═════ Records provided ═════
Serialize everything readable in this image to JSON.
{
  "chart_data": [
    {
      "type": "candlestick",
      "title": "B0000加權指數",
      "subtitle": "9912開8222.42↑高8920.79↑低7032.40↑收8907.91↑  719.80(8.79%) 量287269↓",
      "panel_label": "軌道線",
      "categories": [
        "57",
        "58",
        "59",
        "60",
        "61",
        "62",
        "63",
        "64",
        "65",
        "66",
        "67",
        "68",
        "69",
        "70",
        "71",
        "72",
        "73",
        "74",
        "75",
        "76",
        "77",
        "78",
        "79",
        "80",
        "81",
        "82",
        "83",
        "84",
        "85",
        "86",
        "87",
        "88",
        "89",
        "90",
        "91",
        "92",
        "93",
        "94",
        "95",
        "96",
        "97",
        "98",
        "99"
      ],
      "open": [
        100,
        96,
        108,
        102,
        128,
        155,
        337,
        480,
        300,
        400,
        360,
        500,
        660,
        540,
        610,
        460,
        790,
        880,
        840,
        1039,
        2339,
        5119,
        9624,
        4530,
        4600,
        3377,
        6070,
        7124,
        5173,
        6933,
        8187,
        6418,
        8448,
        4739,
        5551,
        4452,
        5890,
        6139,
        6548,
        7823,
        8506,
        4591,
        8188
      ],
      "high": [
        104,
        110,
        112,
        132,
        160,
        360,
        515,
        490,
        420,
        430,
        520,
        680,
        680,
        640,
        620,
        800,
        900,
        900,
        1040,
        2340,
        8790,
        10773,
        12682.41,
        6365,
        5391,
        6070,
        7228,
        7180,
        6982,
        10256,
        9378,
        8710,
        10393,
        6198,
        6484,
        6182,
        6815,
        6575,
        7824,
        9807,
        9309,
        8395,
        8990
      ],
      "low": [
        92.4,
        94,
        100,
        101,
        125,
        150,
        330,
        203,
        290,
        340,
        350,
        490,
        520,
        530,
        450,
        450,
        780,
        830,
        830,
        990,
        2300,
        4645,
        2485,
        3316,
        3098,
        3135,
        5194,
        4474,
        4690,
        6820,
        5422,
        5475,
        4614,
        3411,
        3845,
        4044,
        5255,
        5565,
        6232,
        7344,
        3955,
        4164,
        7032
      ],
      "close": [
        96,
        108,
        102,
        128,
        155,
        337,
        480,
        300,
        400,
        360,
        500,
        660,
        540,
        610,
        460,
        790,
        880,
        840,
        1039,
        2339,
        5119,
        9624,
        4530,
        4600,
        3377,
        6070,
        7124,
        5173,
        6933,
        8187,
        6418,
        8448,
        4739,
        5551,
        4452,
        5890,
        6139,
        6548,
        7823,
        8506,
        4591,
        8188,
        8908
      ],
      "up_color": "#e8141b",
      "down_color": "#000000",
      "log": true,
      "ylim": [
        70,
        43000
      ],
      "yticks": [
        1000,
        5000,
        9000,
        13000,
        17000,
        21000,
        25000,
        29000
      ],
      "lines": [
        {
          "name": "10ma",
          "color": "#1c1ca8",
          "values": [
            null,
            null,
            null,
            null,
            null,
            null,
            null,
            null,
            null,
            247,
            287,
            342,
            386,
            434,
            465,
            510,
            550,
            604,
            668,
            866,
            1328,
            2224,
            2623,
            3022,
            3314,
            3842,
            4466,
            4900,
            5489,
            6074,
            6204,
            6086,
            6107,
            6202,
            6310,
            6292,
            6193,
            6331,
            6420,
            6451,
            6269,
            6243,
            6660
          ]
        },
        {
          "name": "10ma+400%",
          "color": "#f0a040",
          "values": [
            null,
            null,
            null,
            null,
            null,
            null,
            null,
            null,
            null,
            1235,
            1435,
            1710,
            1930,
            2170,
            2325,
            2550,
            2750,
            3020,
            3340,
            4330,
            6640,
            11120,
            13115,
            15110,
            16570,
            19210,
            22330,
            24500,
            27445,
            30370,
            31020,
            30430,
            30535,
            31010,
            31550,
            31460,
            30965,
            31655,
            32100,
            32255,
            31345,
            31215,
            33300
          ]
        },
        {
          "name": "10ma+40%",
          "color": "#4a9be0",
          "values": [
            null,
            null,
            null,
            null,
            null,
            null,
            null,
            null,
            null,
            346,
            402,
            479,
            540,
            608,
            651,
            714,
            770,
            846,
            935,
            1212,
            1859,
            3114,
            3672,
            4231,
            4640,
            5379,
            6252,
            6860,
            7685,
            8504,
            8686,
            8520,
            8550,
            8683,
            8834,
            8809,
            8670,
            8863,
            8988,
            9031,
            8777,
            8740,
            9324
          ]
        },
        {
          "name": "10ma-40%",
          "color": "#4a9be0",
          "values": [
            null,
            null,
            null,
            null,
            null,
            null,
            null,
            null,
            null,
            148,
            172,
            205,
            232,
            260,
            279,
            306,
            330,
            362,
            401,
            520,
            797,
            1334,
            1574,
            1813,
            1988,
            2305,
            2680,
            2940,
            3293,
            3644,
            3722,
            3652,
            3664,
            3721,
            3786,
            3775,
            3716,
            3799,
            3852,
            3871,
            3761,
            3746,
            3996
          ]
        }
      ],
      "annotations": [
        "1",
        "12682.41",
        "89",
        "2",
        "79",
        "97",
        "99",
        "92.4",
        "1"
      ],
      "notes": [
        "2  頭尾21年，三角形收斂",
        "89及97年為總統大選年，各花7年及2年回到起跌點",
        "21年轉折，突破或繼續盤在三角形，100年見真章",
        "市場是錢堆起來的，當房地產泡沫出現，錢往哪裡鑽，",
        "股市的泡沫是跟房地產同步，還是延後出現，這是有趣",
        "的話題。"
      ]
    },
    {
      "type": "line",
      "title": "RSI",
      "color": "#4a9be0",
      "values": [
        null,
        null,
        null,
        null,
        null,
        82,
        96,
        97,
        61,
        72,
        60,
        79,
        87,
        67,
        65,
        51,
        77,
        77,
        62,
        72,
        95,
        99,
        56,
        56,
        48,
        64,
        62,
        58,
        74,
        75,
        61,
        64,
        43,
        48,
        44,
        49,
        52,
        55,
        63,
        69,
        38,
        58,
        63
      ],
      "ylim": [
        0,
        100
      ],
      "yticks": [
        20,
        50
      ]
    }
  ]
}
═════
Reproduce every line of the material above exactly.

Serialize everything readable in this image to JSON.
{
  "chart_data": [
    {
      "type": "candlestick",
      "title": "B0000加權指數",
      "subtitle": "9912開8222.42↑高8920.79↑低7032.40↑收8907.91↑  719.80(8.79%) 量287269↓",
      "panel_label": "軌道線",
      "categories": [
        "57",
        "58",
        "59",
        "60",
        "61",
        "62",
        "63",
        "64",
        "65",
        "66",
        "67",
        "68",
        "69",
        "70",
        "71",
        "72",
        "73",
        "74",
        "75",
        "76",
        "77",
        "78",
        "79",
        "80",
        "81",
        "82",
        "83",
        "84",
        "85",
        "86",
        "87",
        "88",
        "89",
        "90",
        "91",
        "92",
        "93",
        "94",
        "95",
        "96",
        "97",
        "98",
        "99"
      ],
      "open": [
        100,
        96,
        108,
        102,
        128,
        155,
        337,
        480,
        300,
        400,
        360,
        500,
        660,
        540,
        610,
        460,
        790,
        880,
        840,
        1039,
        2339,
        5119,
        9624,
        4530,
        4600,
        3377,
        6070,
        7124,
        5173,
        6933,
        8187,
        6418,
        8448,
        4739,
        5551,
        4452,
        5890,
        6139,
        6548,
        7823,
        8506,
        4591,
        8188
      ],
      "high": [
        104,
        110,
        112,
        132,
        160,
        360,
        515,
        490,
        420,
        430,
        520,
        680,
        680,
        640,
        620,
        800,
        900,
        900,
        1040,
        2340,
        8790,
        10773,
        12682.41,
        6365,
        5391,
        6070,
        7228,
        7180,
        6982,
        10256,
        9378,
        8710,
        10393,
        6198,
        6484,
        6182,
        6815,
        6575,
        7824,
        9807,
        9309,
        8395,
        8990
      ],
      "low": [
        92.4,
        94,
        100,
        101,
        125,
        150,
        330,
        203,
        290,
        340,
        350,
        490,
        520,
        530,
        450,
        450,
        780,
        830,
        830,
        990,
        2300,
        4645,
        2485,
        3316,
        3098,
        3135,
        5194,
        4474,
        4690,
        6820,
        5422,
        5475,
        4614,
        3411,
        3845,
        4044,
        5255,
        5565,
        6232,
        7344,
        3955,
        4164,
        7032
      ],
      "close": [
        96,
        108,
        102,
        128,
        155,
        337,
        480,
        300,
        400,
        360,
        500,
        660,
        540,
        610,
        460,
        790,
        880,
        840,
        1039,
        2339,
        5119,
        9624,
        4530,
        4600,
        3377,
        6070,
        7124,
        5173,
        6933,
        8187,
        6418,
        8448,
        4739,
        5551,
        4452,
        5890,
        6139,
        6548,
        7823,
        8506,
        4591,
        8188,
        8908
      ],
      "up_color": "#e8141b",
      "down_color": "#000000",
      "log": true,
      "ylim": [
        70,
        43000
      ],
      "yticks": [
        1000,
        5000,
        9000,
        13000,
        17000,
        21000,
        25000,
        29000
      ],
      "lines": [
        {
          "name": "10ma",
          "color": "#1c1ca8",
          "values": [
            null,
            null,
            null,
            null,
            null,
            null,
            null,
            null,
            null,
            247,
            287,
            342,
            386,
            434,
            465,
            510,
            550,
            604,
            668,
            866,
            1328,
            2224,
            2623,
            3022,
            3314,
            3842,
            4466,
            4900,
            5489,
            6074,
            6204,
            6086,
            6107,
            6202,
            6310,
            6292,
            6193,
            6331,
            6420,
            6451,
            6269,
            6243,
            6660
          ]
        },
        {
          "name": "10ma+400%",
          "color": "#f0a040",
          "values": [
            null,
            null,
            null,
            null,
            null,
            null,
            null,
            null,
            null,
            1235,
            1435,
            1710,
            1930,
            2170,
            2325,
            2550,
            2750,
            3020,
            3340,
            4330,
            6640,
            11120,
            13115,
            15110,
            16570,
            19210,
            22330,
            24500,
            27445,
            30370,
            31020,
            30430,
            30535,
            31010,
            31550,
            31460,
            30965,
            31655,
            32100,
            32255,
            31345,
            31215,
            33300
          ]
        },
        {
          "name": "10ma+40%",
          "color": "#4a9be0",
          "values": [
            null,
            null,
            null,
            null,
            null,
            null,
            null,
            null,
            null,
            346,
            402,
            479,
            540,
            608,
            651,
            714,
            770,
            846,
            935,
            1212,
            1859,
            3114,
            3672,
            4231,
            4640,
            5379,
            6252,
            6860,
            7685,
            8504,
            8686,
            8520,
            8550,
            8683,
            8834,
            8809,
            8670,
            8863,
            8988,
            9031,
            8777,
            8740,
            9324
          ]
        },
        {
          "name": "10ma-40%",
          "color": "#4a9be0",
          "values": [
            null,
            null,
            null,
            null,
            null,
            null,
            null,
            null,
            null,
            148,
            172,
            205,
            232,
            260,
            279,
            306,
            330,
            362,
            401,
            520,
            797,
            1334,
            1574,
            1813,
            1988,
            2305,
            2680,
            2940,
            3293,
            3644,
            3722,
            3652,
            3664,
            3721,
            3786,
            3775,
            3716,
            3799,
            3852,
            3871,
            3761,
            3746,
            3996
          ]
        }
      ],
      "annotations": [
        "1",
        "12682.41",
        "89",
        "2",
        "79",
        "97",
        "99",
        "92.4",
        "1"
      ],
      "notes": [
        "2  頭尾21年，三角形收斂",
        "89及97年為總統大選年，各花7年及2年回到起跌點",
        "21年轉折，突破或繼續盤在三角形，100年見真章",
        "市場是錢堆起來的，當房地產泡沫出現，錢往哪裡鑽，",
        "股市的泡沫是跟房地產同步，還是延後出現，這是有趣",
        "的話題。"
      ]
    },
    {
      "type": "line",
      "title": "RSI",
      "color": "#4a9be0",
      "values": [
        null,
        null,
        null,
        null,
        null,
        82,
        96,
        97,
        61,
        72,
        60,
        79,
        87,
        67,
        65,
        51,
        77,
        77,
        62,
        72,
        95,
        99,
        56,
        56,
        48,
        64,
        62,
        58,
        74,
        75,
        61,
        64,
        43,
        48,
        44,
        49,
        52,
        55,
        63,
        69,
        38,
        58,
        63
      ],
      "ylim": [
        0,
        100
      ],
      "yticks": [
        20,
        50
      ]
    }
  ]
}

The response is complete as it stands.